* [What this task involves]
Check the listing below line by line and report how many lines hold "that", with no other words.

* * * *

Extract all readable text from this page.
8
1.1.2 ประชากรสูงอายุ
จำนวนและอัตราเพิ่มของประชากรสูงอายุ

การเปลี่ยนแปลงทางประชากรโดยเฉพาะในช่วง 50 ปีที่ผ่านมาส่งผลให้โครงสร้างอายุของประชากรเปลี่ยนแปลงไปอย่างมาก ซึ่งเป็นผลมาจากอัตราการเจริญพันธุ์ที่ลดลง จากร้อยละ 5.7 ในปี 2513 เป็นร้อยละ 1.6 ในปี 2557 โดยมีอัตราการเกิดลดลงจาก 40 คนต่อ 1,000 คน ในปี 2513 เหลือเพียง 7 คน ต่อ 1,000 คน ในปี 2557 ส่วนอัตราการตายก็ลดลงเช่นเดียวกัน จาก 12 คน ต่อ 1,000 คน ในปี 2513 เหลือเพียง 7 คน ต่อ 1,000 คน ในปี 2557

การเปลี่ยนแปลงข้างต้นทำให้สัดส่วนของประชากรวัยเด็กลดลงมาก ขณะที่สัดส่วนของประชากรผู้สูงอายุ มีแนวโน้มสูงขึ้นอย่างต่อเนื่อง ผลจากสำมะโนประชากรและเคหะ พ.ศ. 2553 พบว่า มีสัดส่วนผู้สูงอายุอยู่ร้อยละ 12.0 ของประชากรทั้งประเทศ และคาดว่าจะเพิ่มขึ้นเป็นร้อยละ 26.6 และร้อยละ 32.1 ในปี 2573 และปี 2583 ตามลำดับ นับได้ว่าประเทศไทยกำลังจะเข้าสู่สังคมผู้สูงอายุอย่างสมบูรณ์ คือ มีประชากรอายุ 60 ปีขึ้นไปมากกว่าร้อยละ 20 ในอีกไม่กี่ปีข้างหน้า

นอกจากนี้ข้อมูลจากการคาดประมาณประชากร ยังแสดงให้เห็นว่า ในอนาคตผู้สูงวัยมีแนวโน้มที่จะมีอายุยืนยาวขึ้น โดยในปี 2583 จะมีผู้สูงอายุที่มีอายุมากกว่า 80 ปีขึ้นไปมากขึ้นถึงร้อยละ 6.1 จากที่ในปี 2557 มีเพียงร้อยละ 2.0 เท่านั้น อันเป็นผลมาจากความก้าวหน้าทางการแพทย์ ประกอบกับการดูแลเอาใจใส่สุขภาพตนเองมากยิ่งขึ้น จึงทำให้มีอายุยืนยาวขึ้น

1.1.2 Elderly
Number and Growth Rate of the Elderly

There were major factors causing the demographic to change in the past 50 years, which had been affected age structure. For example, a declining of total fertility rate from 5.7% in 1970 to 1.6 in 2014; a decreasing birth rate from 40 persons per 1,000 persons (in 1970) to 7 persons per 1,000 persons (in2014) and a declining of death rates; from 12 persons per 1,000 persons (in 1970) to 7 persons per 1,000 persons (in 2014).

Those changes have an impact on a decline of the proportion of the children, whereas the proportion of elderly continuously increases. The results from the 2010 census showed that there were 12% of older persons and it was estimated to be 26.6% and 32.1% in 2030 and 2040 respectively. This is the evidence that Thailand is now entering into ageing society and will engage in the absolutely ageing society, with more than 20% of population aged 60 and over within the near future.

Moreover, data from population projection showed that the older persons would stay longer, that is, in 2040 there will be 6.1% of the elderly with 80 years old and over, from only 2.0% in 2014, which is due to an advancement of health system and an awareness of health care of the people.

* * * *

* [Written solution]
2